## To do:
Retype the material word for word.

## Data extract:
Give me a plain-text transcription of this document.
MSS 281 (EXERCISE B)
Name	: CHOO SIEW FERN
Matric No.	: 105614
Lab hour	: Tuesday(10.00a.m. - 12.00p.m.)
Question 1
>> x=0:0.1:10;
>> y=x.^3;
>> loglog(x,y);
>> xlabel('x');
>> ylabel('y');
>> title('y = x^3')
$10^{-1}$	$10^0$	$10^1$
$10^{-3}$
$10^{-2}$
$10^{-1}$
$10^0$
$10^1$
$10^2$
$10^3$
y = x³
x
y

## Output for this exercise:
Give me a plain-text transcription of this document.
MSS 281 (EXERCISE B)
Name	: CHOO SIEW FERN
Matric No.	: 105614
Lab hour	: Tuesday(10.00a.m. - 12.00p.m.)
Question 1
>> x=0:0.1:10;
>> y=x.^3;
>> loglog(x,y);
>> xlabel('x');
>> ylabel('y');
>> title('y = x^3')
$10^{-1}$	$10^0$	$10^1$
$10^{-3}$
$10^{-2}$
$10^{-1}$
$10^0$
$10^1$
$10^2$
$10^3$
y = x³
x
y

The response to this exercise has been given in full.